Required work | Below are some entries. Output each one exactly as it appears.
┌─ Records for this exercise
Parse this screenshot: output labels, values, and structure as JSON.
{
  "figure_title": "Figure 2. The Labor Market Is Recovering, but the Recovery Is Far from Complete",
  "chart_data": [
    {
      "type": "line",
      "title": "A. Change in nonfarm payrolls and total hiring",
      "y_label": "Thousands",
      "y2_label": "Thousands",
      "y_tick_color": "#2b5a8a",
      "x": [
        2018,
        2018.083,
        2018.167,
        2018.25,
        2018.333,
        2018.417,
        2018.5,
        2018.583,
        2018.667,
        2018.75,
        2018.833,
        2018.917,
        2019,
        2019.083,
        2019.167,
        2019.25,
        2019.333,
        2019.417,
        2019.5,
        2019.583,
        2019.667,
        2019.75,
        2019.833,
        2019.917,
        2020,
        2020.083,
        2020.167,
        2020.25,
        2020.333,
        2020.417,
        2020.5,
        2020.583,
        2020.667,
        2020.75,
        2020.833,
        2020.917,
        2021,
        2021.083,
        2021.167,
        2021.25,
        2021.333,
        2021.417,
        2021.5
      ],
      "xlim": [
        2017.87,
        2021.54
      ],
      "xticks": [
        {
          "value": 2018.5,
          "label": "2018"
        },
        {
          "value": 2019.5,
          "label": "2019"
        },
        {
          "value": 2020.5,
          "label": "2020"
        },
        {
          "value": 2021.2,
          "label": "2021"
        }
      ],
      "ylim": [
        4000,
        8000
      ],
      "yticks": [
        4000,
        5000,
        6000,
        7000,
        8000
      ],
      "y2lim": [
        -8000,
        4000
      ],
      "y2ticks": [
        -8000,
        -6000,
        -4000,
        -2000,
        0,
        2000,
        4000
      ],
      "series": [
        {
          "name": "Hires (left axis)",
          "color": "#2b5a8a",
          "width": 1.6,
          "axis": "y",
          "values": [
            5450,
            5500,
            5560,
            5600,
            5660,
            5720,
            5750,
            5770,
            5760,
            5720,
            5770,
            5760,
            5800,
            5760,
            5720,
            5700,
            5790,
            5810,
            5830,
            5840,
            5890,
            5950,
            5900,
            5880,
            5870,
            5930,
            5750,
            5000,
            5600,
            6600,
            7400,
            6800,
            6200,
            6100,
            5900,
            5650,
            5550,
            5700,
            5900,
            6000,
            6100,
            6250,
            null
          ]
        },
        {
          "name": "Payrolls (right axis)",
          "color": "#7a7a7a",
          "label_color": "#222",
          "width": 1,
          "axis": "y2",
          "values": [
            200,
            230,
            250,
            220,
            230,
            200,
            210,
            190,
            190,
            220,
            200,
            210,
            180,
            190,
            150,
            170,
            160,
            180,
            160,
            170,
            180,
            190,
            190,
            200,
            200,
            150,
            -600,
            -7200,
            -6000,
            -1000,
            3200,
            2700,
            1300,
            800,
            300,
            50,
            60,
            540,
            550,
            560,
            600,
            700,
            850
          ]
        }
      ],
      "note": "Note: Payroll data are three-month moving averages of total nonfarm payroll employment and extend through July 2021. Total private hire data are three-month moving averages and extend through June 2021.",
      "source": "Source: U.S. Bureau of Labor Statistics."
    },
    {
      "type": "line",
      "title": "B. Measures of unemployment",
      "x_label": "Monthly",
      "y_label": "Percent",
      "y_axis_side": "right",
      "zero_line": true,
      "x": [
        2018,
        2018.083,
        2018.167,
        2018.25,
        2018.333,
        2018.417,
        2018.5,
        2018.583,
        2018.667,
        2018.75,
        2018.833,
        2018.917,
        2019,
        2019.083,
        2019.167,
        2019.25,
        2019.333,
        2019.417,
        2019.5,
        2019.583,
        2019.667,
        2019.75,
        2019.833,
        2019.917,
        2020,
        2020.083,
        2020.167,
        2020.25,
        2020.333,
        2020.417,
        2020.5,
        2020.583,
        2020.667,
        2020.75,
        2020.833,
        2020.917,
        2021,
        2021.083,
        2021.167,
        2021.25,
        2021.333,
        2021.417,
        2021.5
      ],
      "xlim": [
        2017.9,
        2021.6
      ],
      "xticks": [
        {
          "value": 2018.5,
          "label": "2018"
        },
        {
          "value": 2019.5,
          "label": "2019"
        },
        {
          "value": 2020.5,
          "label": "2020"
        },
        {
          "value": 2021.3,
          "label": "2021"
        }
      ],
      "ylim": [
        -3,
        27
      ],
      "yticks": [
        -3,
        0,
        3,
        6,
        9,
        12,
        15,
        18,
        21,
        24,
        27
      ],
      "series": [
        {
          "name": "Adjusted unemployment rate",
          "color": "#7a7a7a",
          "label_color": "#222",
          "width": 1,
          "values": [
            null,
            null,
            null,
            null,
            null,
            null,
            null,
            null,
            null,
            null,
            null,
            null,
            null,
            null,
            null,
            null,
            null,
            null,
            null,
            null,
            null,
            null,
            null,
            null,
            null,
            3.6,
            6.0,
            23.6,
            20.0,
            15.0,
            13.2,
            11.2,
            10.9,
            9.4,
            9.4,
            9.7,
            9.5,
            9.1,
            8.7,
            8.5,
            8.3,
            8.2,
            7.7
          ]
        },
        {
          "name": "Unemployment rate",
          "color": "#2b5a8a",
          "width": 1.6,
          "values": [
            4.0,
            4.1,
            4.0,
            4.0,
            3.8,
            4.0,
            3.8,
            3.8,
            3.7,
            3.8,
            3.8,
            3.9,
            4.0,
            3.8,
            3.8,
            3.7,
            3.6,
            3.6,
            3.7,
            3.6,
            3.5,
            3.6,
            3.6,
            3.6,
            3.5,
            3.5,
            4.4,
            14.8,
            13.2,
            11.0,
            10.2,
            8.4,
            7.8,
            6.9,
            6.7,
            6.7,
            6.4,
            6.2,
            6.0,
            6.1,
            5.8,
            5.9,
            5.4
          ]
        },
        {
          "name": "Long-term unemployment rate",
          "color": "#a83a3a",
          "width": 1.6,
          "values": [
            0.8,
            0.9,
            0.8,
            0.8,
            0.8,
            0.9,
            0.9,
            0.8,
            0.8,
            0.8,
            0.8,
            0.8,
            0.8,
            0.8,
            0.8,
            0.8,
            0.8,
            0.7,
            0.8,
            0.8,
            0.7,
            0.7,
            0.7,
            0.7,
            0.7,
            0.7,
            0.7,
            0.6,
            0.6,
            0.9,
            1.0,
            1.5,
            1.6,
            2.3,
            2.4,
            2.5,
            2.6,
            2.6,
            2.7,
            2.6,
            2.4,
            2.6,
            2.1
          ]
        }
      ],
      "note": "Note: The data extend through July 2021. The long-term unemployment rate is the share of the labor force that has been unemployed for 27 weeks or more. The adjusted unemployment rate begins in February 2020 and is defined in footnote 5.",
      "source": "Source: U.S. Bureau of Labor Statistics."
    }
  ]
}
└─
Completed exercise |
Parse this screenshot: output labels, values, and structure as JSON.
{
  "figure_title": "Figure 2. The Labor Market Is Recovering, but the Recovery Is Far from Complete",
  "chart_data": [
    {
      "type": "line",
      "title": "A. Change in nonfarm payrolls and total hiring",
      "y_label": "Thousands",
      "y2_label": "Thousands",
      "y_tick_color": "#2b5a8a",
      "x": [
        2018,
        2018.083,
        2018.167,
        2018.25,
        2018.333,
        2018.417,
        2018.5,
        2018.583,
        2018.667,
        2018.75,
        2018.833,
        2018.917,
        2019,
        2019.083,
        2019.167,
        2019.25,
        2019.333,
        2019.417,
        2019.5,
        2019.583,
        2019.667,
        2019.75,
        2019.833,
        2019.917,
        2020,
        2020.083,
        2020.167,
        2020.25,
        2020.333,
        2020.417,
        2020.5,
        2020.583,
        2020.667,
        2020.75,
        2020.833,
        2020.917,
        2021,
        2021.083,
        2021.167,
        2021.25,
        2021.333,
        2021.417,
        2021.5
      ],
      "xlim": [
        2017.87,
        2021.54
      ],
      "xticks": [
        {
          "value": 2018.5,
          "label": "2018"
        },
        {
          "value": 2019.5,
          "label": "2019"
        },
        {
          "value": 2020.5,
          "label": "2020"
        },
        {
          "value": 2021.2,
          "label": "2021"
        }
      ],
      "ylim": [
        4000,
        8000
      ],
      "yticks": [
        4000,
        5000,
        6000,
        7000,
        8000
      ],
      "y2lim": [
        -8000,
        4000
      ],
      "y2ticks": [
        -8000,
        -6000,
        -4000,
        -2000,
        0,
        2000,
        4000
      ],
      "series": [
        {
          "name": "Hires (left axis)",
          "color": "#2b5a8a",
          "width": 1.6,
          "axis": "y",
          "values": [
            5450,
            5500,
            5560,
            5600,
            5660,
            5720,
            5750,
            5770,
            5760,
            5720,
            5770,
            5760,
            5800,
            5760,
            5720,
            5700,
            5790,
            5810,
            5830,
            5840,
            5890,
            5950,
            5900,
            5880,
            5870,
            5930,
            5750,
            5000,
            5600,
            6600,
            7400,
            6800,
            6200,
            6100,
            5900,
            5650,
            5550,
            5700,
            5900,
            6000,
            6100,
            6250,
            null
          ]
        },
        {
          "name": "Payrolls (right axis)",
          "color": "#7a7a7a",
          "label_color": "#222",
          "width": 1,
          "axis": "y2",
          "values": [
            200,
            230,
            250,
            220,
            230,
            200,
            210,
            190,
            190,
            220,
            200,
            210,
            180,
            190,
            150,
            170,
            160,
            180,
            160,
            170,
            180,
            190,
            190,
            200,
            200,
            150,
            -600,
            -7200,
            -6000,
            -1000,
            3200,
            2700,
            1300,
            800,
            300,
            50,
            60,
            540,
            550,
            560,
            600,
            700,
            850
          ]
        }
      ],
      "note": "Note: Payroll data are three-month moving averages of total nonfarm payroll employment and extend through July 2021. Total private hire data are three-month moving averages and extend through June 2021.",
      "source": "Source: U.S. Bureau of Labor Statistics."
    },
    {
      "type": "line",
      "title": "B. Measures of unemployment",
      "x_label": "Monthly",
      "y_label": "Percent",
      "y_axis_side": "right",
      "zero_line": true,
      "x": [
        2018,
        2018.083,
        2018.167,
        2018.25,
        2018.333,
        2018.417,
        2018.5,
        2018.583,
        2018.667,
        2018.75,
        2018.833,
        2018.917,
        2019,
        2019.083,
        2019.167,
        2019.25,
        2019.333,
        2019.417,
        2019.5,
        2019.583,
        2019.667,
        2019.75,
        2019.833,
        2019.917,
        2020,
        2020.083,
        2020.167,
        2020.25,
        2020.333,
        2020.417,
        2020.5,
        2020.583,
        2020.667,
        2020.75,
        2020.833,
        2020.917,
        2021,
        2021.083,
        2021.167,
        2021.25,
        2021.333,
        2021.417,
        2021.5
      ],
      "xlim": [
        2017.9,
        2021.6
      ],
      "xticks": [
        {
          "value": 2018.5,
          "label": "2018"
        },
        {
          "value": 2019.5,
          "label": "2019"
        },
        {
          "value": 2020.5,
          "label": "2020"
        },
        {
          "value": 2021.3,
          "label": "2021"
        }
      ],
      "ylim": [
        -3,
        27
      ],
      "yticks": [
        -3,
        0,
        3,
        6,
        9,
        12,
        15,
        18,
        21,
        24,
        27
      ],
      "series": [
        {
          "name": "Adjusted unemployment rate",
          "color": "#7a7a7a",
          "label_color": "#222",
          "width": 1,
          "values": [
            null,
            null,
            null,
            null,
            null,
            null,
            null,
            null,
            null,
            null,
            null,
            null,
            null,
            null,
            null,
            null,
            null,
            null,
            null,
            null,
            null,
            null,
            null,
            null,
            null,
            3.6,
            6.0,
            23.6,
            20.0,
            15.0,
            13.2,
            11.2,
            10.9,
            9.4,
            9.4,
            9.7,
            9.5,
            9.1,
            8.7,
            8.5,
            8.3,
            8.2,
            7.7
          ]
        },
        {
          "name": "Unemployment rate",
          "color": "#2b5a8a",
          "width": 1.6,
          "values": [
            4.0,
            4.1,
            4.0,
            4.0,
            3.8,
            4.0,
            3.8,
            3.8,
            3.7,
            3.8,
            3.8,
            3.9,
            4.0,
            3.8,
            3.8,
            3.7,
            3.6,
            3.6,
            3.7,
            3.6,
            3.5,
            3.6,
            3.6,
            3.6,
            3.5,
            3.5,
            4.4,
            14.8,
            13.2,
            11.0,
            10.2,
            8.4,
            7.8,
            6.9,
            6.7,
            6.7,
            6.4,
            6.2,
            6.0,
            6.1,
            5.8,
            5.9,
            5.4
          ]
        },
        {
          "name": "Long-term unemployment rate",
          "color": "#a83a3a",
          "width": 1.6,
          "values": [
            0.8,
            0.9,
            0.8,
            0.8,
            0.8,
            0.9,
            0.9,
            0.8,
            0.8,
            0.8,
            0.8,
            0.8,
            0.8,
            0.8,
            0.8,
            0.8,
            0.8,
            0.7,
            0.8,
            0.8,
            0.7,
            0.7,
            0.7,
            0.7,
            0.7,
            0.7,
            0.7,
            0.6,
            0.6,
            0.9,
            1.0,
            1.5,
            1.6,
            2.3,
            2.4,
            2.5,
            2.6,
            2.6,
            2.7,
            2.6,
            2.4,
            2.6,
            2.1
          ]
        }
      ],
      "note": "Note: The data extend through July 2021. The long-term unemployment rate is the share of the labor force that has been unemployed for 27 weeks or more. The adjusted unemployment rate begins in February 2020 and is defined in footnote 5.",
      "source": "Source: U.S. Bureau of Labor Statistics."
    }
  ]
}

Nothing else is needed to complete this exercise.